Recopiez à l'identique le passage de la critique de Ma Loute ci-dessous situé entre « Tout en conservant » et « toutes les dimensions. », bornes incluses.

- _Extrait du document_:
-*-
Présenté en sélection officielle au Festival de Cannes, Ma Loute de Bruno Dumont sort parallèlement en salles, pour notre plus grand bonheur.

 

Tout en conservant les cocasseries et la désinvolture de la série télévisuelle P’tit Quinquin, Bruno Dumont relève à nouveau le défi du genre comique, afin d’explorer et d’approfondir l’éventail des questionnements qui étaient les siens dans ses œuvres précédentes. Au lieu de les aplatir, la comédie les réorganise et les dialectise, afin de les ancrer davantage dans une matière sociale vive et d’en révéler toutes les dimensions.

Nous sommes au début du XXe siècle, ce sont les vacances d’été dans le Nord. Pendant que la famille Brufort, pêcheurs de moules, rentre de sa récolte fructueuse sur les rochers marins, les membres de la famille Van Peteghem parcourt les chemins de sable, pour rejoindre leur résidence secondaire « ptolémaïque ». Cependant, de mystérieuses disparitions sèment le trouble dans la baie.  Le commissaire Machin et son lieutenant, Malfoy, mènent l’enquête…

Tout en faisant de l’intrigue policière le ferment de son récit, Bruno Dumont dresse le portrait savoureux d’une société de classes, soumise à ses propres oripeaux. Les bourgeois s’extasient du folklore de la baie et les pêcheurs grognent contre les nouveaux arrivants, malgré l’attractivité financière de ces derniers. Des passerelles s’établissent très vite entre ces deux mondes, pour aboutir à la rencontre amoureuse de Billy, jeune bourgeoise déliée, et Ma Loute, jeune pêcheur timide et débrouillard. En ce sens, la structure et le sens du récit de Ma Loute n’est pas sans évoquer La Règle du Jeu de Jean Renoir. En effet, sans sacrifier une intrigue à l’autre et suivant une articulation enchevêtrée des registres dramaturgiques, le cinéaste mène son film entre légèreté et gravité, avec souplesse et invention.
-*-
- _Données enregistrées_:
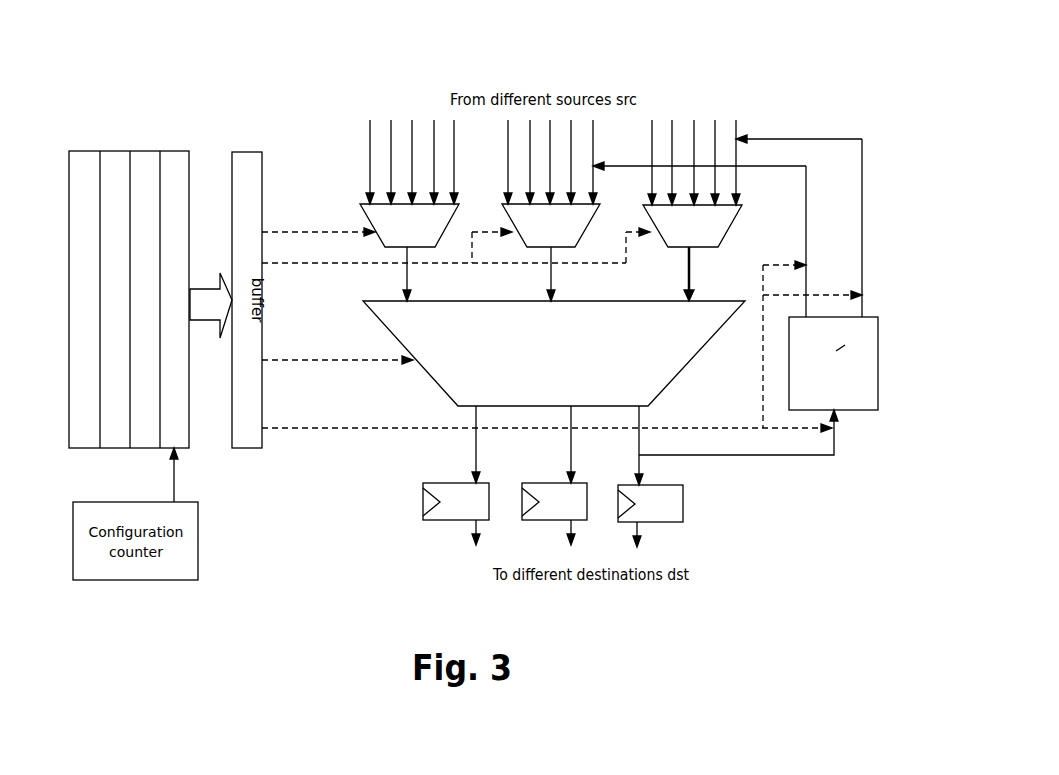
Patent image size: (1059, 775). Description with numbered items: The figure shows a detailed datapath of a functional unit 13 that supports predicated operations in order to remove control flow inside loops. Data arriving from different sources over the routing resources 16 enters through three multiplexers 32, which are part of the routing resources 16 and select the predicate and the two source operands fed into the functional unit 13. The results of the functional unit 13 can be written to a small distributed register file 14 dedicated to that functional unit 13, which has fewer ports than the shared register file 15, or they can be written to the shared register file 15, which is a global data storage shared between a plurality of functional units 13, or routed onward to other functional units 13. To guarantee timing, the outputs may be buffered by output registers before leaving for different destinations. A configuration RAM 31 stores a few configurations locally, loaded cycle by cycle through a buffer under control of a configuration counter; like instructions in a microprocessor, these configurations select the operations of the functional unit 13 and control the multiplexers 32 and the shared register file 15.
-*-
- _Tâche réalisée_:
Tout en conservant les cocasseries et la désinvolture de la série télévisuelle P’tit Quinquin, Bruno Dumont relève à nouveau le défi du genre comique, afin d’explorer et d’approfondir l’éventail des questionnements qui étaient les siens dans ses œuvres précédentes. Au lieu de les aplatir, la comédie les réorganise et les dialectise, afin de les ancrer davantage dans une matière sociale vive et d’en révéler toutes les dimensions.